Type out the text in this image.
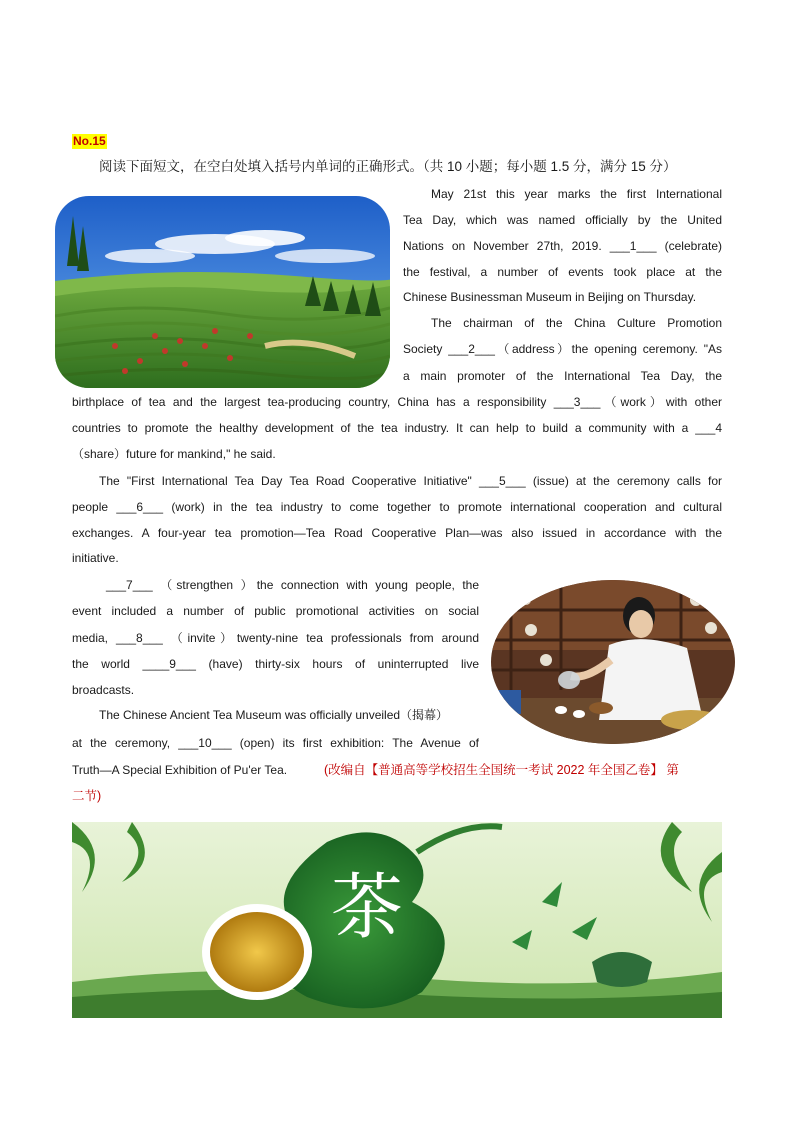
No.15
阅读下面短文，在空白处填入括号内单词的正确形式。（共 10 小题；每小题 1.5 分，满分 15 分）
May 21st this year marks the first International
Tea Day, which was named officially by the United
Nations on November 27th, 2019. ___1___ (celebrate)
the festival, a number of events took place at the
Chinese Businessman Museum in Beijing on Thursday.
The chairman of the China Culture Promotion
Society ___2___（address）the opening ceremony. "As
a main promoter of the International Tea Day, the
birthplace of tea and the largest tea-producing country, China has a responsibility ___3___（work）with other
countries to promote the healthy development of the tea industry. It can help to build a community with a ___4
（share）future for mankind," he said.
The "First International Tea Day Tea Road Cooperative Initiative" ___5___ (issue) at the ceremony calls for
people ___6___ (work) in the tea industry to come together to promote international cooperation and cultural
exchanges. A four-year tea promotion—Tea Road Cooperative Plan—was also issued in accordance with the
initiative.
___7___ （strengthen ）the connection with young people, the
event included a number of public promotional activities on social
media, ___8___ （invite）twenty-nine tea professionals from around
the world ____9___ (have) thirty-six hours of uninterrupted live
broadcasts.
The Chinese Ancient Tea Museum was officially unveiled（揭幕）
at the ceremony, ___10___ (open) its first exhibition: The Avenue of
Truth—A Special Exhibition of Pu'er Tea.	(改编自【普通高等学校招生全国统一考试 2022 年全国乙卷】 第
二节)
茶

################

[Task prompt]:
Gather each line of the listing that holds the string "work".

[Output]:
birthplace of tea and the largest tea-producing country, China has a responsibility ___3___（work）with other
people ___6___ (work) in the tea industry to come together to promote international cooperation and cultural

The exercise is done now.